* _Instruction_: Transcribe the entries that follow exactly as they appear, minus pictures.

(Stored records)
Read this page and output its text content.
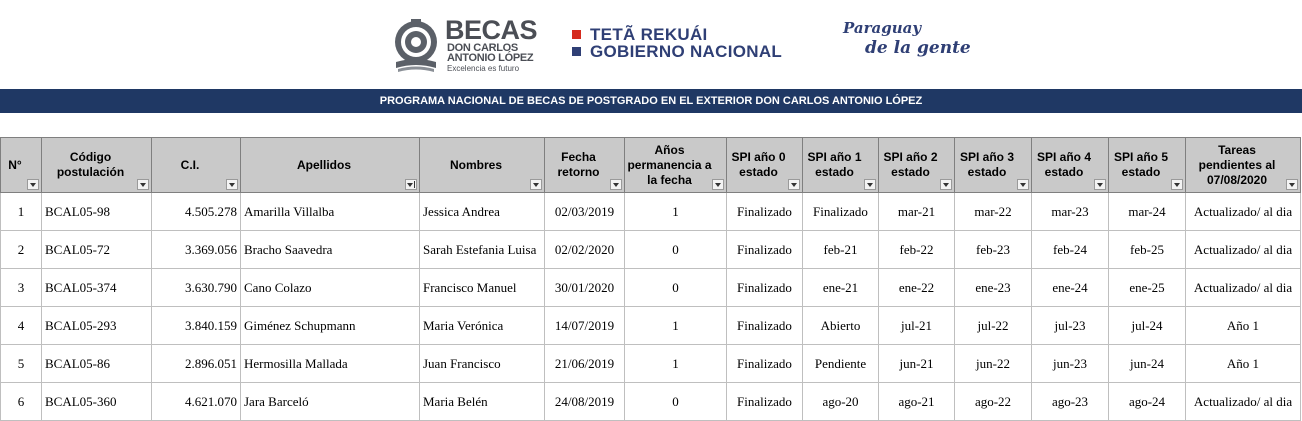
BECAS
DON CARLOS
ANTONIO LÓPEZ
Excelencia es futuro
TETÃ REKUÁI
GOBIERNO NACIONAL
Paraguay
de la gente
PROGRAMA NACIONAL DE BECAS DE POSTGRADO EN EL EXTERIOR DON CARLOS ANTONIO LÓPEZ
N°	Código postulación	C.I.	Apellidos	Nombres	Fecha retorno	Años permanencia a la fecha	SPI año 0 estado	SPI año 1 estado	SPI año 2 estado	SPI año 3 estado	SPI año 4 estado	SPI año 5 estado	Tareas pendientes al 07/08/2020

1	BCAL05-98	4.505.278	Amarilla Villalba	Jessica Andrea	02/03/2019	1	Finalizado	Finalizado	mar-21	mar-22	mar-23	mar-24	Actualizado/ al dia
2	BCAL05-72	3.369.056	Bracho Saavedra	Sarah Estefania Luisa	02/02/2020	0	Finalizado	feb-21	feb-22	feb-23	feb-24	feb-25	Actualizado/ al dia
3	BCAL05-374	3.630.790	Cano Colazo	Francisco Manuel	30/01/2020	0	Finalizado	ene-21	ene-22	ene-23	ene-24	ene-25	Actualizado/ al dia
4	BCAL05-293	3.840.159	Giménez Schupmann	Maria Verónica	14/07/2019	1	Finalizado	Abierto	jul-21	jul-22	jul-23	jul-24	Año 1
5	BCAL05-86	2.896.051	Hermosilla Mallada	Juan Francisco	21/06/2019	1	Finalizado	Pendiente	jun-21	jun-22	jun-23	jun-24	Año 1
6	BCAL05-360	4.621.070	Jara Barceló	Maria Belén	24/08/2019	0	Finalizado	ago-20	ago-21	ago-22	ago-23	ago-24	Actualizado/ al dia
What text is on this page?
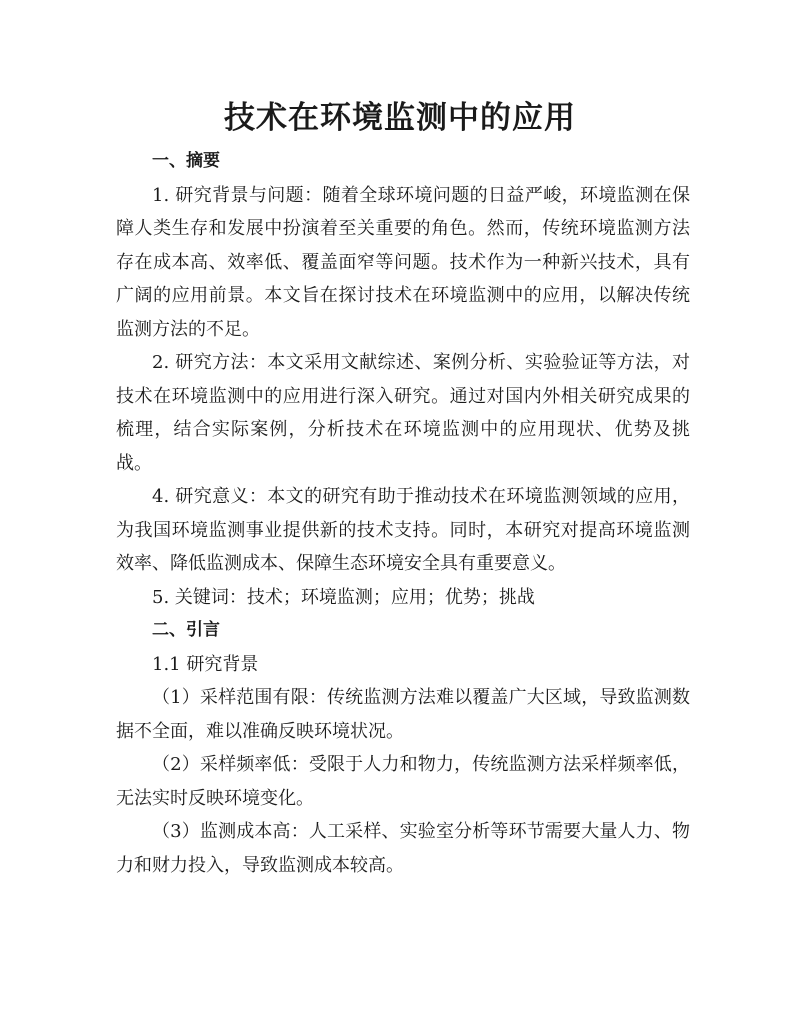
技术在环境监测中的应用

一、摘要

1. 研究背景与问题：随着全球环境问题的日益严峻，环境监测在保障人类生存和发展中扮演着至关重要的角色。然而，传统环境监测方法存在成本高、效率低、覆盖面窄等问题。技术作为一种新兴技术，具有广阔的应用前景。本文旨在探讨技术在环境监测中的应用，以解决传统监测方法的不足。

2. 研究方法：本文采用文献综述、案例分析、实验验证等方法，对技术在环境监测中的应用进行深入研究。通过对国内外相关研究成果的梳理，结合实际案例，分析技术在环境监测中的应用现状、优势及挑战。

4. 研究意义：本文的研究有助于推动技术在环境监测领域的应用，为我国环境监测事业提供新的技术支持。同时，本研究对提高环境监测效率、降低监测成本、保障生态环境安全具有重要意义。

5. 关键词：技术；环境监测；应用；优势；挑战

二、引言

1.1 研究背景

（1）采样范围有限：传统监测方法难以覆盖广大区域，导致监测数据不全面，难以准确反映环境状况。

（2）采样频率低：受限于人力和物力，传统监测方法采样频率低，无法实时反映环境变化。

（3）监测成本高：人工采样、实验室分析等环节需要大量人力、物力和财力投入，导致监测成本较高。
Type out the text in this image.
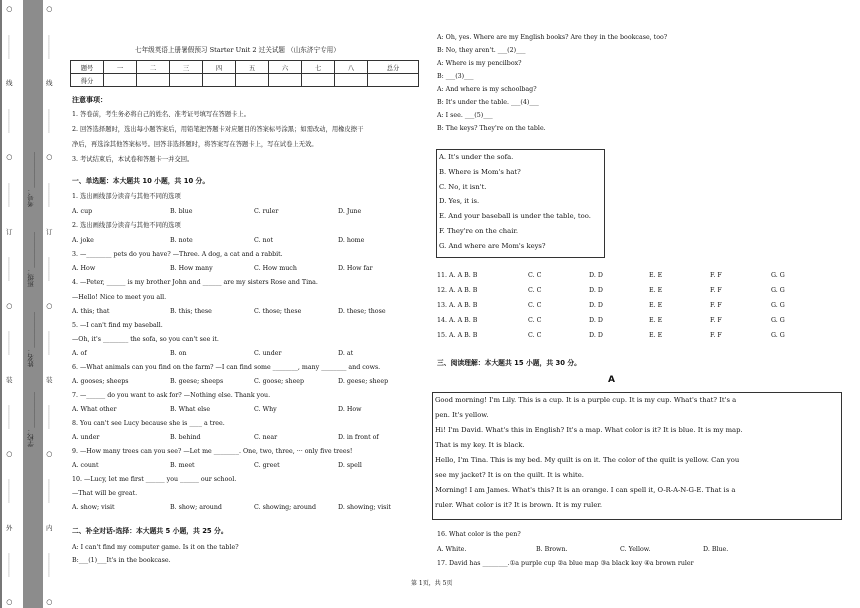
○
…………
线
…………
○
…………
订
…………
○
…………
装
…………
○
…………
外
…………
○
○
…………
线
…………
○
…………
订
…………
○
…………
装
…………
○
…………
内
…………
○
学校：___________
姓名：___________
班级：___________
考号：___________
七年级英语上册暑假预习 Starter Unit 2 过关试题 （山东济宁专用）
题号	一	二	三	四	五	六	七	八	总分
得分									
注意事项：
1. 答卷前，考生务必将自己的姓名、准考证号填写在答题卡上。
2. 回答选择题时，选出每小题答案后，用铅笔把答题卡对应题目的答案标号涂黑；如需改动，用橡皮擦干
净后，再选涂其他答案标号。回答非选择题时，将答案写在答题卡上，写在试卷上无效。
3. 考试结束后，本试卷和答题卡一并交回。
一、单选题：本大题共 10 小题，共 10 分。
1. 选出画线部分读音与其他不同的选项
A. cup	B. blue	C. ruler	D. June
2. 选出画线部分读音与其他不同的选项
A. joke	B. note	C. not	D. home
3. —________ pets do you have? —Three. A dog, a cat and a rabbit.
A. How	B. How many	C. How much	D. How far
4. —Peter, ______ is my brother John and ______ are my sisters Rose and Tina.
—Hello! Nice to meet you all.
A. this; that	B. this; these	C. those; these	D. these; those
5. —I can't find my baseball.
—Oh, it's ________ the sofa, so you can't see it.
A. of	B. on	C. under	D. at
6. —What animals can you find on the farm? —I can find some ________, many ________ and cows.
A. gooses; sheeps	B. geese; sheeps	C. goose; sheep	D. geese; sheep
7. —______ do you want to ask for? —Nothing else. Thank you.
A. What other	B. What else	C. Why	D. How
8. You can't see Lucy because she is ____ a tree.
A. under	B. behind	C. near	D. in front of
9. —How many trees can you see? —Let me ________. One, two, three, ··· only five trees!
A. count	B. meet	C. greet	D. spell
10. —Lucy, let me first ______ you ______ our school.
—That will be great.
A. show; visit	B. show; around	C. showing; around	D. showing; visit
二、补全对话-选择：本大题共 5 小题，共 25 分。
A: I can't find my computer game. Is it on the table?
B:___(1)___It's in the bookcase.
A: Oh, yes. Where are my English books? Are they in the bookcase, too?
B: No, they aren't. ___(2)___
A: Where is my pencilbox?
B: ___(3)___
A: And where is my schoolbag?
B: It's under the table. ___(4)___
A: I see. ___(5)___
B: The keys? They're on the table.
A. It's under the sofa.
B. Where is Mom's hat?
C. No, it isn't.
D. Yes, it is.
E. And your baseball is under the table, too.
F. They're on the chair.
G. And where are Mom's keys?
11. A. A B. B	C. C	D. D	E. E	F. F	G. G
12. A. A B. B	C. C	D. D	E. E	F. F	G. G
13. A. A B. B	C. C	D. D	E. E	F. F	G. G
14. A. A B. B	C. C	D. D	E. E	F. F	G. G
15. A. A B. B	C. C	D. D	E. E	F. F	G. G
三、阅读理解：本大题共 15 小题，共 30 分。
A
Good morning! I'm Lily. This is a cup. It is a purple cup. It is my cup. What's that? It's a
pen. It's yellow.
Hi! I'm David. What's this in English? It's a map. What color is it? It is blue. It is my map.
That is my key. It is black.
Hello, I'm Tina. This is my bed. My quilt is on it. The color of the quilt is yellow. Can you
see my jacket? It is on the quilt. It is white.
Morning! I am James. What's this? It is an orange. I can spell it, O-R-A-N-G-E. That is a
ruler. What color is it? It is brown. It is my ruler.
16. What color is the pen?
A. White.	B. Brown.	C. Yellow.	D. Blue.
17. David has ________.①a purple cup ②a blue map ③a black key ④a brown ruler
第 1页，共 5页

* _Task answer_:
Read this page and output its text content.
BECAS
DON CARLOS
ANTONIO LÓPEZ
Excelencia es futuro
TETÃ REKUÁI
GOBIERNO NACIONAL
Paraguay
de la gente
PROGRAMA NACIONAL DE BECAS DE POSTGRADO EN EL EXTERIOR DON CARLOS ANTONIO LÓPEZ
N°	Código postulación	C.I.	Apellidos	Nombres	Fecha retorno	Años permanencia a la fecha	SPI año 0 estado	SPI año 1 estado	SPI año 2 estado	SPI año 3 estado	SPI año 4 estado	SPI año 5 estado	Tareas pendientes al 07/08/2020

1	BCAL05-98	4.505.278	Amarilla Villalba	Jessica Andrea	02/03/2019	1	Finalizado	Finalizado	mar-21	mar-22	mar-23	mar-24	Actualizado/ al dia
2	BCAL05-72	3.369.056	Bracho Saavedra	Sarah Estefania Luisa	02/02/2020	0	Finalizado	feb-21	feb-22	feb-23	feb-24	feb-25	Actualizado/ al dia
3	BCAL05-374	3.630.790	Cano Colazo	Francisco Manuel	30/01/2020	0	Finalizado	ene-21	ene-22	ene-23	ene-24	ene-25	Actualizado/ al dia
4	BCAL05-293	3.840.159	Giménez Schupmann	Maria Verónica	14/07/2019	1	Finalizado	Abierto	jul-21	jul-22	jul-23	jul-24	Año 1
5	BCAL05-86	2.896.051	Hermosilla Mallada	Juan Francisco	21/06/2019	1	Finalizado	Pendiente	jun-21	jun-22	jun-23	jun-24	Año 1
6	BCAL05-360	4.621.070	Jara Barceló	Maria Belén	24/08/2019	0	Finalizado	ago-20	ago-21	ago-22	ago-23	ago-24	Actualizado/ al dia
What text is on this page?
技术在环境监测中的应用

一、摘要

1. 研究背景与问题：随着全球环境问题的日益严峻，环境监测在保障人类生存和发展中扮演着至关重要的角色。然而，传统环境监测方法存在成本高、效率低、覆盖面窄等问题。技术作为一种新兴技术，具有广阔的应用前景。本文旨在探讨技术在环境监测中的应用，以解决传统监测方法的不足。

2. 研究方法：本文采用文献综述、案例分析、实验验证等方法，对技术在环境监测中的应用进行深入研究。通过对国内外相关研究成果的梳理，结合实际案例，分析技术在环境监测中的应用现状、优势及挑战。

4. 研究意义：本文的研究有助于推动技术在环境监测领域的应用，为我国环境监测事业提供新的技术支持。同时，本研究对提高环境监测效率、降低监测成本、保障生态环境安全具有重要意义。

5. 关键词：技术；环境监测；应用；优势；挑战

二、引言

1.1 研究背景

（1）采样范围有限：传统监测方法难以覆盖广大区域，导致监测数据不全面，难以准确反映环境状况。

（2）采样频率低：受限于人力和物力，传统监测方法采样频率低，无法实时反映环境变化。

（3）监测成本高：人工采样、实验室分析等环节需要大量人力、物力和财力投入，导致监测成本较高。
Type out the text in this image.
○
…………
线
…………
○
…………
订
…………
○
…………
装
…………
○
…………
外
…………
○
○
…………
线
…………
○
…………
订
…………
○
…………
装
…………
○
…………
内
…………
○
学校：___________
姓名：___________
班级：___________
考号：___________
七年级英语上册暑假预习 Starter Unit 2 过关试题 （山东济宁专用）
题号	一	二	三	四	五	六	七	八	总分
得分									
注意事项：
1. 答卷前，考生务必将自己的姓名、准考证号填写在答题卡上。
2. 回答选择题时，选出每小题答案后，用铅笔把答题卡对应题目的答案标号涂黑；如需改动，用橡皮擦干
净后，再选涂其他答案标号。回答非选择题时，将答案写在答题卡上，写在试卷上无效。
3. 考试结束后，本试卷和答题卡一并交回。
一、单选题：本大题共 10 小题，共 10 分。
1. 选出画线部分读音与其他不同的选项
A. cup	B. blue	C. ruler	D. June
2. 选出画线部分读音与其他不同的选项
A. joke	B. note	C. not	D. home
3. —________ pets do you have? —Three. A dog, a cat and a rabbit.
A. How	B. How many	C. How much	D. How far
4. —Peter, ______ is my brother John and ______ are my sisters Rose and Tina.
—Hello! Nice to meet you all.
A. this; that	B. this; these	C. those; these	D. these; those
5. —I can't find my baseball.
—Oh, it's ________ the sofa, so you can't see it.
A. of	B. on	C. under	D. at
6. —What animals can you find on the farm? —I can find some ________, many ________ and cows.
A. gooses; sheeps	B. geese; sheeps	C. goose; sheep	D. geese; sheep
7. —______ do you want to ask for? —Nothing else. Thank you.
A. What other	B. What else	C. Why	D. How
8. You can't see Lucy because she is ____ a tree.
A. under	B. behind	C. near	D. in front of
9. —How many trees can you see? —Let me ________. One, two, three, ··· only five trees!
A. count	B. meet	C. greet	D. spell
10. —Lucy, let me first ______ you ______ our school.
—That will be great.
A. show; visit	B. show; around	C. showing; around	D. showing; visit
二、补全对话-选择：本大题共 5 小题，共 25 分。
A: I can't find my computer game. Is it on the table?
B:___(1)___It's in the bookcase.
A: Oh, yes. Where are my English books? Are they in the bookcase, too?
B: No, they aren't. ___(2)___
A: Where is my pencilbox?
B: ___(3)___
A: And where is my schoolbag?
B: It's under the table. ___(4)___
A: I see. ___(5)___
B: The keys? They're on the table.
A. It's under the sofa.
B. Where is Mom's hat?
C. No, it isn't.
D. Yes, it is.
E. And your baseball is under the table, too.
F. They're on the chair.
G. And where are Mom's keys?
11. A. A B. B	C. C	D. D	E. E	F. F	G. G
12. A. A B. B	C. C	D. D	E. E	F. F	G. G
13. A. A B. B	C. C	D. D	E. E	F. F	G. G
14. A. A B. B	C. C	D. D	E. E	F. F	G. G
15. A. A B. B	C. C	D. D	E. E	F. F	G. G
三、阅读理解：本大题共 15 小题，共 30 分。
A
Good morning! I'm Lily. This is a cup. It is a purple cup. It is my cup. What's that? It's a
pen. It's yellow.
Hi! I'm David. What's this in English? It's a map. What color is it? It is blue. It is my map.
That is my key. It is black.
Hello, I'm Tina. This is my bed. My quilt is on it. The color of the quilt is yellow. Can you
see my jacket? It is on the quilt. It is white.
Morning! I am James. What's this? It is an orange. I can spell it, O-R-A-N-G-E. That is a
ruler. What color is it? It is brown. It is my ruler.
16. What color is the pen?
A. White.	B. Brown.	C. Yellow.	D. Blue.
17. David has ________.①a purple cup ②a blue map ③a black key ④a brown ruler
第 1页，共 5页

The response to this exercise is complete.